GOAL: Omit all pictures and give the records below again exactly as written.

TASK MATERIAL:
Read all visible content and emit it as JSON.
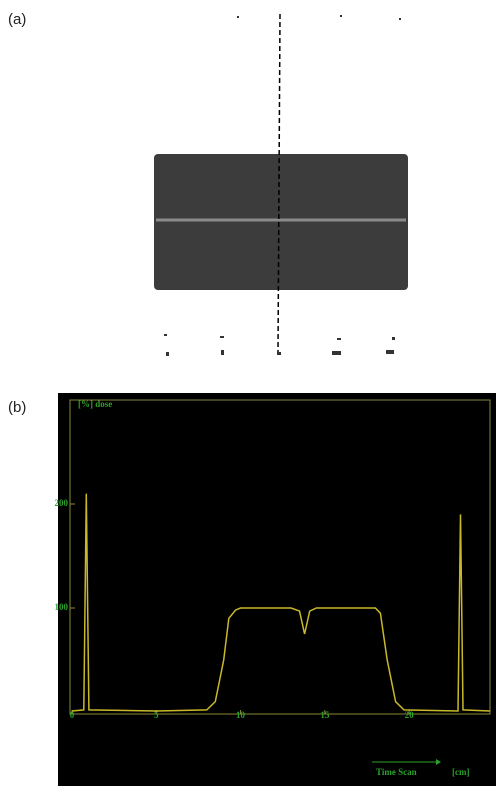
{
  "panel_a": {
    "label": "(a)"
  },
  "chart_data": {
    "type": "line",
    "label": "(b)",
    "ylabel": "[%] dose",
    "xlabel": "Time Scan",
    "xunit": "[cm]",
    "x": [
      0,
      0.7,
      0.85,
      1.0,
      5,
      8,
      8.5,
      9,
      9.3,
      9.7,
      10,
      13,
      13.5,
      13.8,
      14.1,
      14.5,
      18,
      18.3,
      18.7,
      19.2,
      19.7,
      22.9,
      23.05,
      23.2,
      24.8
    ],
    "values": [
      1,
      2,
      210,
      2,
      1,
      2,
      10,
      50,
      90,
      98,
      100,
      100,
      97,
      75,
      97,
      100,
      100,
      95,
      50,
      10,
      2,
      1,
      190,
      2,
      1
    ],
    "color": "#c9b92a",
    "xlim": [
      0,
      24.8
    ],
    "ylim": [
      0,
      300
    ],
    "xticks": [
      0,
      5,
      10,
      15,
      20
    ],
    "yticks": [
      100,
      200
    ]
  }
}
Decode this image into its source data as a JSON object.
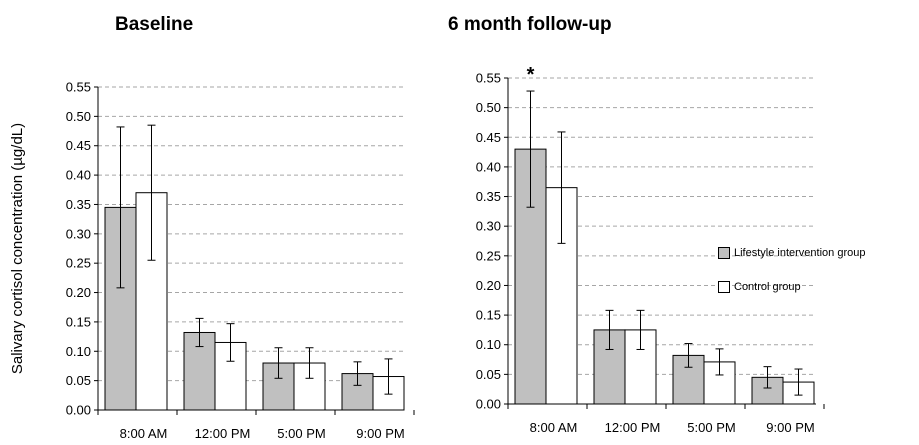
{
  "chart_data": [
    {
      "type": "bar",
      "title": "Baseline",
      "ylabel": "Salivary cortisol concentration  (µg/dL)",
      "xlabel": "",
      "categories": [
        "8:00 AM",
        "12:00 PM",
        "5:00 PM",
        "9:00 PM"
      ],
      "ylim": [
        0,
        0.55
      ],
      "yticks": [
        "0.00",
        "0.05",
        "0.10",
        "0.15",
        "0.20",
        "0.25",
        "0.30",
        "0.35",
        "0.40",
        "0.45",
        "0.50",
        "0.55"
      ],
      "grid": true,
      "series": [
        {
          "values": [
            0.345,
            0.132,
            0.08,
            0.062
          ],
          "error": [
            0.137,
            0.024,
            0.026,
            0.02
          ],
          "color": "#c0c0c0"
        },
        {
          "values": [
            0.37,
            0.115,
            0.08,
            0.057
          ],
          "error": [
            0.115,
            0.032,
            0.026,
            0.03
          ],
          "color": "#ffffff"
        }
      ]
    },
    {
      "type": "bar",
      "title": "6 month follow-up",
      "ylabel": "",
      "xlabel": "",
      "categories": [
        "8:00 AM",
        "12:00 PM",
        "5:00 PM",
        "9:00 PM"
      ],
      "ylim": [
        0,
        0.55
      ],
      "yticks": [
        "0.00",
        "0.05",
        "0.10",
        "0.15",
        "0.20",
        "0.25",
        "0.30",
        "0.35",
        "0.40",
        "0.45",
        "0.50",
        "0.55"
      ],
      "grid": true,
      "annotation": "*",
      "legend_position": "right",
      "series": [
        {
          "name": "Lifestyle intervention group",
          "values": [
            0.43,
            0.125,
            0.082,
            0.045
          ],
          "error": [
            0.098,
            0.033,
            0.02,
            0.018
          ],
          "color": "#c0c0c0"
        },
        {
          "name": "Control group",
          "values": [
            0.365,
            0.125,
            0.071,
            0.037
          ],
          "error": [
            0.094,
            0.033,
            0.022,
            0.022
          ],
          "color": "#ffffff"
        }
      ]
    }
  ]
}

EXERCISE OUTPUT:
Read all visible content and emit it as JSON.
{
  "panel_a": {
    "label": "(a)"
  },
  "chart_data": {
    "type": "line",
    "label": "(b)",
    "ylabel": "[%] dose",
    "xlabel": "Time Scan",
    "xunit": "[cm]",
    "x": [
      0,
      0.7,
      0.85,
      1.0,
      5,
      8,
      8.5,
      9,
      9.3,
      9.7,
      10,
      13,
      13.5,
      13.8,
      14.1,
      14.5,
      18,
      18.3,
      18.7,
      19.2,
      19.7,
      22.9,
      23.05,
      23.2,
      24.8
    ],
    "values": [
      1,
      2,
      210,
      2,
      1,
      2,
      10,
      50,
      90,
      98,
      100,
      100,
      97,
      75,
      97,
      100,
      100,
      95,
      50,
      10,
      2,
      1,
      190,
      2,
      1
    ],
    "color": "#c9b92a",
    "xlim": [
      0,
      24.8
    ],
    "ylim": [
      0,
      300
    ],
    "xticks": [
      0,
      5,
      10,
      15,
      20
    ],
    "yticks": [
      100,
      200
    ]
  }
}
Decode this image into its source data as a JSON object.
{
  "chart_data": [
    {
      "type": "bar",
      "title": "Baseline",
      "ylabel": "Salivary cortisol concentration  (µg/dL)",
      "xlabel": "",
      "categories": [
        "8:00 AM",
        "12:00 PM",
        "5:00 PM",
        "9:00 PM"
      ],
      "ylim": [
        0,
        0.55
      ],
      "yticks": [
        "0.00",
        "0.05",
        "0.10",
        "0.15",
        "0.20",
        "0.25",
        "0.30",
        "0.35",
        "0.40",
        "0.45",
        "0.50",
        "0.55"
      ],
      "grid": true,
      "series": [
        {
          "values": [
            0.345,
            0.132,
            0.08,
            0.062
          ],
          "error": [
            0.137,
            0.024,
            0.026,
            0.02
          ],
          "color": "#c0c0c0"
        },
        {
          "values": [
            0.37,
            0.115,
            0.08,
            0.057
          ],
          "error": [
            0.115,
            0.032,
            0.026,
            0.03
          ],
          "color": "#ffffff"
        }
      ]
    },
    {
      "type": "bar",
      "title": "6 month follow-up",
      "ylabel": "",
      "xlabel": "",
      "categories": [
        "8:00 AM",
        "12:00 PM",
        "5:00 PM",
        "9:00 PM"
      ],
      "ylim": [
        0,
        0.55
      ],
      "yticks": [
        "0.00",
        "0.05",
        "0.10",
        "0.15",
        "0.20",
        "0.25",
        "0.30",
        "0.35",
        "0.40",
        "0.45",
        "0.50",
        "0.55"
      ],
      "grid": true,
      "annotation": "*",
      "legend_position": "right",
      "series": [
        {
          "name": "Lifestyle intervention group",
          "values": [
            0.43,
            0.125,
            0.082,
            0.045
          ],
          "error": [
            0.098,
            0.033,
            0.02,
            0.018
          ],
          "color": "#c0c0c0"
        },
        {
          "name": "Control group",
          "values": [
            0.365,
            0.125,
            0.071,
            0.037
          ],
          "error": [
            0.094,
            0.033,
            0.022,
            0.022
          ],
          "color": "#ffffff"
        }
      ]
    }
  ]
}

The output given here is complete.